■ **Exercise task**:
Below is a listing to write out in full, exactly as given, without its pictures.

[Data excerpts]
________________

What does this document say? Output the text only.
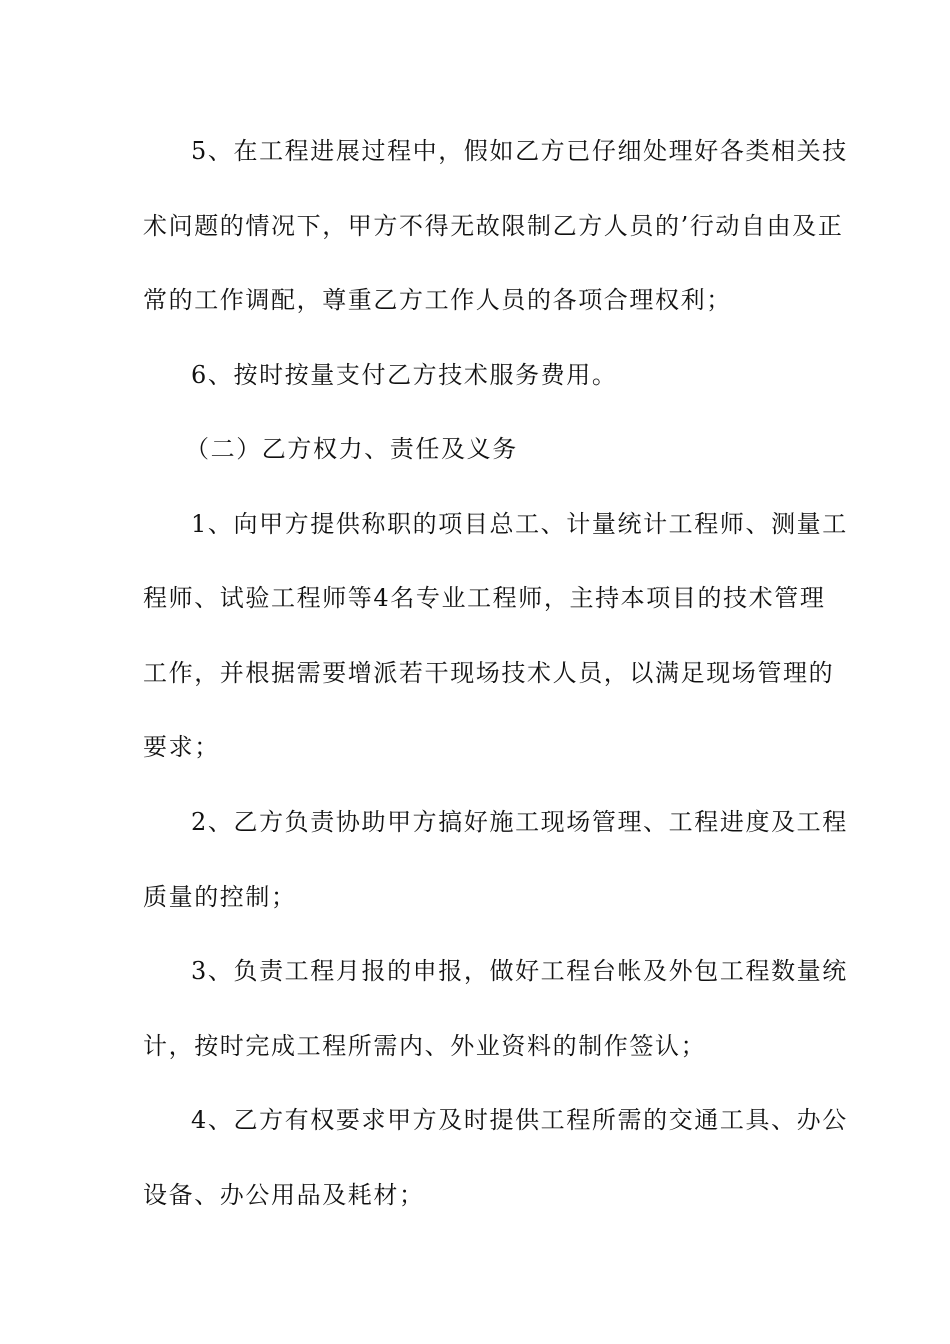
5、在工程进展过程中，假如乙方已仔细处理好各类相关技
术问题的情况下，甲方不得无故限制乙方人员的’行动自由及正
常的工作调配，尊重乙方工作人员的各项合理权利；
6、按时按量支付乙方技术服务费用。
（二）乙方权力、责任及义务
1、向甲方提供称职的项目总工、计量统计工程师、测量工
程师、试验工程师等4名专业工程师，主持本项目的技术管理
工作，并根据需要增派若干现场技术人员，以满足现场管理的
要求；
2、乙方负责协助甲方搞好施工现场管理、工程进度及工程
质量的控制；
3、负责工程月报的申报，做好工程台帐及外包工程数量统
计，按时完成工程所需内、外业资料的制作签认；
4、乙方有权要求甲方及时提供工程所需的交通工具、办公
设备、办公用品及耗材；
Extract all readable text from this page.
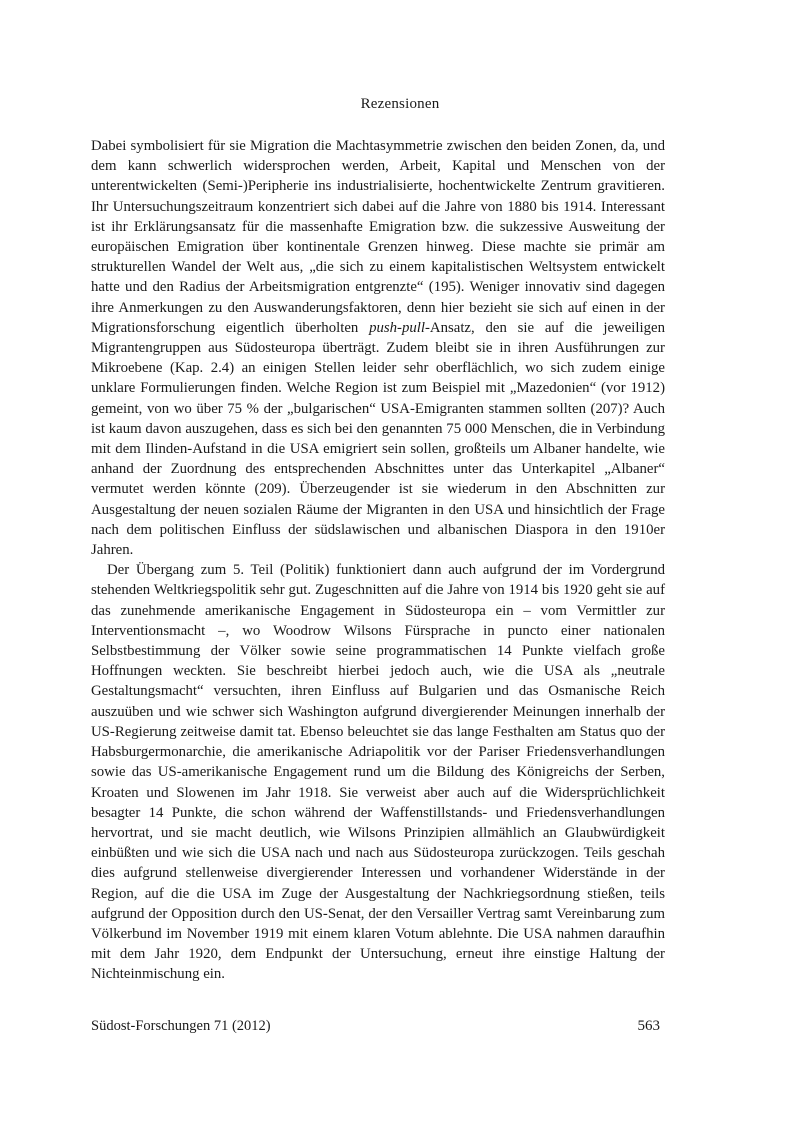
Rezensionen

Dabei symbolisiert für sie Migration die Machtasymmetrie zwischen den beiden Zonen, da, und dem kann schwerlich widersprochen werden, Arbeit, Kapital und Menschen von der unterentwickelten (Semi-)Peripherie ins industrialisierte, hochentwickelte Zentrum gravitieren. Ihr Untersuchungszeitraum konzentriert sich dabei auf die Jahre von 1880 bis 1914. Interessant ist ihr Erklärungsansatz für die massenhafte Emigration bzw. die sukzessive Ausweitung der europäischen Emigration über kontinentale Grenzen hinweg. Diese machte sie primär am strukturellen Wandel der Welt aus, „die sich zu einem kapitalistischen Weltsystem entwickelt hatte und den Radius der Arbeitsmigration entgrenzte“ (195). Weniger innovativ sind dagegen ihre Anmerkungen zu den Auswanderungsfaktoren, denn hier bezieht sie sich auf einen in der Migrationsforschung eigentlich überholten push-pull-Ansatz, den sie auf die jeweiligen Migrantengruppen aus Südosteuropa überträgt. Zudem bleibt sie in ihren Ausführungen zur Mikroebene (Kap. 2.4) an einigen Stellen leider sehr oberflächlich, wo sich zudem einige unklare Formulierungen finden. Welche Region ist zum Beispiel mit „Mazedonien“ (vor 1912) gemeint, von wo über 75 % der „bulgarischen“ USA-Emigranten stammen sollten (207)? Auch ist kaum davon auszugehen, dass es sich bei den genannten 75 000 Menschen, die in Verbindung mit dem Ilinden-Aufstand in die USA emigriert sein sollen, großteils um Albaner handelte, wie anhand der Zuordnung des entsprechenden Abschnittes unter das Unterkapitel „Albaner“ vermutet werden könnte (209). Überzeugender ist sie wiederum in den Abschnitten zur Ausgestaltung der neuen sozialen Räume der Migranten in den USA und hinsichtlich der Frage nach dem politischen Einfluss der südslawischen und albanischen Diaspora in den 1910er Jahren.

Der Übergang zum 5. Teil (Politik) funktioniert dann auch aufgrund der im Vordergrund stehenden Weltkriegspolitik sehr gut. Zugeschnitten auf die Jahre von 1914 bis 1920 geht sie auf das zunehmende amerikanische Engagement in Südosteuropa ein – vom Vermittler zur Interventionsmacht –, wo Woodrow Wilsons Fürsprache in puncto einer nationalen Selbstbestimmung der Völker sowie seine programmatischen 14 Punkte vielfach große Hoffnungen weckten. Sie beschreibt hierbei jedoch auch, wie die USA als „neutrale Gestaltungsmacht“ versuchten, ihren Einfluss auf Bulgarien und das Osmanische Reich auszuüben und wie schwer sich Washington aufgrund divergierender Meinungen innerhalb der US-Regierung zeitweise damit tat. Ebenso beleuchtet sie das lange Festhalten am Status quo der Habsburgermonarchie, die amerikanische Adriapolitik vor der Pariser Friedensverhandlungen sowie das US-amerikanische Engagement rund um die Bildung des Königreichs der Serben, Kroaten und Slowenen im Jahr 1918. Sie verweist aber auch auf die Widersprüchlichkeit besagter 14 Punkte, die schon während der Waffenstillstands- und Friedensverhandlungen hervortrat, und sie macht deutlich, wie Wilsons Prinzipien allmählich an Glaubwürdigkeit einbüßten und wie sich die USA nach und nach aus Südosteuropa zurückzogen. Teils geschah dies aufgrund stellenweise divergierender Interessen und vorhandener Widerstände in der Region, auf die die USA im Zuge der Ausgestaltung der Nachkriegsordnung stießen, teils aufgrund der Opposition durch den US-Senat, der den Versailler Vertrag samt Vereinbarung zum Völkerbund im November 1919 mit einem klaren Votum ablehnte. Die USA nahmen daraufhin mit dem Jahr 1920, dem Endpunkt der Untersuchung, erneut ihre einstige Haltung der Nichteinmischung ein.

Südost-Forschungen 71 (2012)	563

________________

■ **Solved problem**:
What does this document say? Output the text only.
5、在工程进展过程中，假如乙方已仔细处理好各类相关技
术问题的情况下，甲方不得无故限制乙方人员的’行动自由及正
常的工作调配，尊重乙方工作人员的各项合理权利；
6、按时按量支付乙方技术服务费用。
（二）乙方权力、责任及义务
1、向甲方提供称职的项目总工、计量统计工程师、测量工
程师、试验工程师等4名专业工程师，主持本项目的技术管理
工作，并根据需要增派若干现场技术人员，以满足现场管理的
要求；
2、乙方负责协助甲方搞好施工现场管理、工程进度及工程
质量的控制；
3、负责工程月报的申报，做好工程台帐及外包工程数量统
计，按时完成工程所需内、外业资料的制作签认；
4、乙方有权要求甲方及时提供工程所需的交通工具、办公
设备、办公用品及耗材；
Extract all readable text from this page.
Rezensionen

Dabei symbolisiert für sie Migration die Machtasymmetrie zwischen den beiden Zonen, da, und dem kann schwerlich widersprochen werden, Arbeit, Kapital und Menschen von der unterentwickelten (Semi-)Peripherie ins industrialisierte, hochentwickelte Zentrum gravitieren. Ihr Untersuchungszeitraum konzentriert sich dabei auf die Jahre von 1880 bis 1914. Interessant ist ihr Erklärungsansatz für die massenhafte Emigration bzw. die sukzessive Ausweitung der europäischen Emigration über kontinentale Grenzen hinweg. Diese machte sie primär am strukturellen Wandel der Welt aus, „die sich zu einem kapitalistischen Weltsystem entwickelt hatte und den Radius der Arbeitsmigration entgrenzte“ (195). Weniger innovativ sind dagegen ihre Anmerkungen zu den Auswanderungsfaktoren, denn hier bezieht sie sich auf einen in der Migrationsforschung eigentlich überholten push-pull-Ansatz, den sie auf die jeweiligen Migrantengruppen aus Südosteuropa überträgt. Zudem bleibt sie in ihren Ausführungen zur Mikroebene (Kap. 2.4) an einigen Stellen leider sehr oberflächlich, wo sich zudem einige unklare Formulierungen finden. Welche Region ist zum Beispiel mit „Mazedonien“ (vor 1912) gemeint, von wo über 75 % der „bulgarischen“ USA-Emigranten stammen sollten (207)? Auch ist kaum davon auszugehen, dass es sich bei den genannten 75 000 Menschen, die in Verbindung mit dem Ilinden-Aufstand in die USA emigriert sein sollen, großteils um Albaner handelte, wie anhand der Zuordnung des entsprechenden Abschnittes unter das Unterkapitel „Albaner“ vermutet werden könnte (209). Überzeugender ist sie wiederum in den Abschnitten zur Ausgestaltung der neuen sozialen Räume der Migranten in den USA und hinsichtlich der Frage nach dem politischen Einfluss der südslawischen und albanischen Diaspora in den 1910er Jahren.

Der Übergang zum 5. Teil (Politik) funktioniert dann auch aufgrund der im Vordergrund stehenden Weltkriegspolitik sehr gut. Zugeschnitten auf die Jahre von 1914 bis 1920 geht sie auf das zunehmende amerikanische Engagement in Südosteuropa ein – vom Vermittler zur Interventionsmacht –, wo Woodrow Wilsons Fürsprache in puncto einer nationalen Selbstbestimmung der Völker sowie seine programmatischen 14 Punkte vielfach große Hoffnungen weckten. Sie beschreibt hierbei jedoch auch, wie die USA als „neutrale Gestaltungsmacht“ versuchten, ihren Einfluss auf Bulgarien und das Osmanische Reich auszuüben und wie schwer sich Washington aufgrund divergierender Meinungen innerhalb der US-Regierung zeitweise damit tat. Ebenso beleuchtet sie das lange Festhalten am Status quo der Habsburgermonarchie, die amerikanische Adriapolitik vor der Pariser Friedensverhandlungen sowie das US-amerikanische Engagement rund um die Bildung des Königreichs der Serben, Kroaten und Slowenen im Jahr 1918. Sie verweist aber auch auf die Widersprüchlichkeit besagter 14 Punkte, die schon während der Waffenstillstands- und Friedensverhandlungen hervortrat, und sie macht deutlich, wie Wilsons Prinzipien allmählich an Glaubwürdigkeit einbüßten und wie sich die USA nach und nach aus Südosteuropa zurückzogen. Teils geschah dies aufgrund stellenweise divergierender Interessen und vorhandener Widerstände in der Region, auf die die USA im Zuge der Ausgestaltung der Nachkriegsordnung stießen, teils aufgrund der Opposition durch den US-Senat, der den Versailler Vertrag samt Vereinbarung zum Völkerbund im November 1919 mit einem klaren Votum ablehnte. Die USA nahmen daraufhin mit dem Jahr 1920, dem Endpunkt der Untersuchung, erneut ihre einstige Haltung der Nichteinmischung ein.

Südost-Forschungen 71 (2012)	563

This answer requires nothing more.